══ RAW RECORDS

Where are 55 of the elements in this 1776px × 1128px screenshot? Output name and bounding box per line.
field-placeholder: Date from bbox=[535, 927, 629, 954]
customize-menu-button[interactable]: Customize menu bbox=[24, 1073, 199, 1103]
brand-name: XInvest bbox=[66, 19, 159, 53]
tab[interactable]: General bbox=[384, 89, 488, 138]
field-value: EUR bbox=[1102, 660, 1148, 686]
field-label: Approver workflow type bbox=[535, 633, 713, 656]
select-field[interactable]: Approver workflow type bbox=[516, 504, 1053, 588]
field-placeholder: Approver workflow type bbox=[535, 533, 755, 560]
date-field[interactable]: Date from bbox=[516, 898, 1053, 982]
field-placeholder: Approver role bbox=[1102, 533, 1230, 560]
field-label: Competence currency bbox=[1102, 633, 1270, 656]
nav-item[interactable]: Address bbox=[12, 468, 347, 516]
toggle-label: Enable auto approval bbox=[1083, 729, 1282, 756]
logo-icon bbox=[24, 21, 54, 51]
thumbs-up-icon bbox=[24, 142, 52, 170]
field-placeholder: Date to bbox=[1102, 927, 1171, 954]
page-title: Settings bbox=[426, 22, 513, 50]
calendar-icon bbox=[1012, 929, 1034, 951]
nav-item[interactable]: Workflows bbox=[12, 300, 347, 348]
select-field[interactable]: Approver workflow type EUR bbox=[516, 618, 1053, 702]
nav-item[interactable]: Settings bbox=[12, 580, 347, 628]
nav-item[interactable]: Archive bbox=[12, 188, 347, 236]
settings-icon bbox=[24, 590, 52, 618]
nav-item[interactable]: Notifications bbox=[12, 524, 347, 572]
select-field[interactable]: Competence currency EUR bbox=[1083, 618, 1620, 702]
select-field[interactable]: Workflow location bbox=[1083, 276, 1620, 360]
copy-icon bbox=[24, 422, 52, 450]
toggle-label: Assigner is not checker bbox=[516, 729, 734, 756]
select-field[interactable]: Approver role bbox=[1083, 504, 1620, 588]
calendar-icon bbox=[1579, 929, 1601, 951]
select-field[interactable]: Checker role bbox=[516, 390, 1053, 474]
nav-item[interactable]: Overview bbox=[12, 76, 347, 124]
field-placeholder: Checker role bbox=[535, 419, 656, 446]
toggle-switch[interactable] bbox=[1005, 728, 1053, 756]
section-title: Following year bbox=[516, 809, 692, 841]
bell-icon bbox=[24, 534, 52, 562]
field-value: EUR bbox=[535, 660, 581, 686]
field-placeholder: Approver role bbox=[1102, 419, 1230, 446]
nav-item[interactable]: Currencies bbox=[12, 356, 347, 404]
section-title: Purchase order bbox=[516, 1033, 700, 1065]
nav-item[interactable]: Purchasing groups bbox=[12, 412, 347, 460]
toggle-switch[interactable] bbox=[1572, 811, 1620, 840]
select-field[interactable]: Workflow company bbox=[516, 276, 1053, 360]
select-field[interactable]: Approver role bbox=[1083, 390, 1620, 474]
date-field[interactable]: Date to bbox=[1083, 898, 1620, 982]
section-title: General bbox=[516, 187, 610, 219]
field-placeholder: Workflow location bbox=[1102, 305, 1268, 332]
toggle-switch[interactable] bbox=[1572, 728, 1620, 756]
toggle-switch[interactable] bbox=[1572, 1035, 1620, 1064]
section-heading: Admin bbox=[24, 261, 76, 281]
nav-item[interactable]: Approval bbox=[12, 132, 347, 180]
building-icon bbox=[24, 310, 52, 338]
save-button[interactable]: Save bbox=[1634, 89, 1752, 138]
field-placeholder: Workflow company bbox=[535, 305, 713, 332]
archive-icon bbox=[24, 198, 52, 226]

════

EXERCISE TASK - Render every line of the records above as a numbered list, omitting blank lines.

OUTPUT -
1. Where are 55 of the elements in this 1776px × 1128px screenshot? Output name and bounding box per line.
2. field-placeholder: Date from bbox=[535, 927, 629, 954]
3. customize-menu-button[interactable]: Customize menu bbox=[24, 1073, 199, 1103]
4. brand-name: XInvest bbox=[66, 19, 159, 53]
5. tab[interactable]: General bbox=[384, 89, 488, 138]
6. field-value: EUR bbox=[1102, 660, 1148, 686]
7. field-label: Approver workflow type bbox=[535, 633, 713, 656]
8. select-field[interactable]: Approver workflow type bbox=[516, 504, 1053, 588]
9. field-placeholder: Approver workflow type bbox=[535, 533, 755, 560]
10. date-field[interactable]: Date from bbox=[516, 898, 1053, 982]
11. field-placeholder: Approver role bbox=[1102, 533, 1230, 560]
12. field-label: Competence currency bbox=[1102, 633, 1270, 656]
13. nav-item[interactable]: Address bbox=[12, 468, 347, 516]
14. toggle-label: Enable auto approval bbox=[1083, 729, 1282, 756]
15. logo-icon bbox=[24, 21, 54, 51]
16. thumbs-up-icon bbox=[24, 142, 52, 170]
17. field-placeholder: Date to bbox=[1102, 927, 1171, 954]
18. page-title: Settings bbox=[426, 22, 513, 50]
19. calendar-icon bbox=[1012, 929, 1034, 951]
20. nav-item[interactable]: Workflows bbox=[12, 300, 347, 348]
21. select-field[interactable]: Approver workflow type EUR bbox=[516, 618, 1053, 702]
22. nav-item[interactable]: Settings bbox=[12, 580, 347, 628]
23. nav-item[interactable]: Archive bbox=[12, 188, 347, 236]
24. settings-icon bbox=[24, 590, 52, 618]
25. nav-item[interactable]: Notifications bbox=[12, 524, 347, 572]
26. select-field[interactable]: Competence currency EUR bbox=[1083, 618, 1620, 702]
27. select-field[interactable]: Workflow location bbox=[1083, 276, 1620, 360]
28. copy-icon bbox=[24, 422, 52, 450]
29. toggle-label: Assigner is not checker bbox=[516, 729, 734, 756]
30. select-field[interactable]: Approver role bbox=[1083, 504, 1620, 588]
31. calendar-icon bbox=[1579, 929, 1601, 951]
32. select-field[interactable]: Checker role bbox=[516, 390, 1053, 474]
33. nav-item[interactable]: Overview bbox=[12, 76, 347, 124]
34. field-placeholder: Checker role bbox=[535, 419, 656, 446]
35. toggle-switch[interactable] bbox=[1005, 728, 1053, 756]
36. section-title: Following year bbox=[516, 809, 692, 841]
37. bell-icon bbox=[24, 534, 52, 562]
38. field-value: EUR bbox=[535, 660, 581, 686]
39. field-placeholder: Approver role bbox=[1102, 419, 1230, 446]
40. nav-item[interactable]: Currencies bbox=[12, 356, 347, 404]
41. section-title: Purchase order bbox=[516, 1033, 700, 1065]
42. nav-item[interactable]: Purchasing groups bbox=[12, 412, 347, 460]
43. toggle-switch[interactable] bbox=[1572, 811, 1620, 840]
44. select-field[interactable]: Workflow company bbox=[516, 276, 1053, 360]
45. select-field[interactable]: Approver role bbox=[1083, 390, 1620, 474]
46. date-field[interactable]: Date to bbox=[1083, 898, 1620, 982]
47. section-title: General bbox=[516, 187, 610, 219]
48. field-placeholder: Workflow location bbox=[1102, 305, 1268, 332]
49. toggle-switch[interactable] bbox=[1572, 728, 1620, 756]
50. toggle-switch[interactable] bbox=[1572, 1035, 1620, 1064]
51. section-heading: Admin bbox=[24, 261, 76, 281]
52. nav-item[interactable]: Approval bbox=[12, 132, 347, 180]
53. building-icon bbox=[24, 310, 52, 338]
54. save-button[interactable]: Save bbox=[1634, 89, 1752, 138]
55. field-placeholder: Workflow company bbox=[535, 305, 713, 332]
56. archive-icon bbox=[24, 198, 52, 226]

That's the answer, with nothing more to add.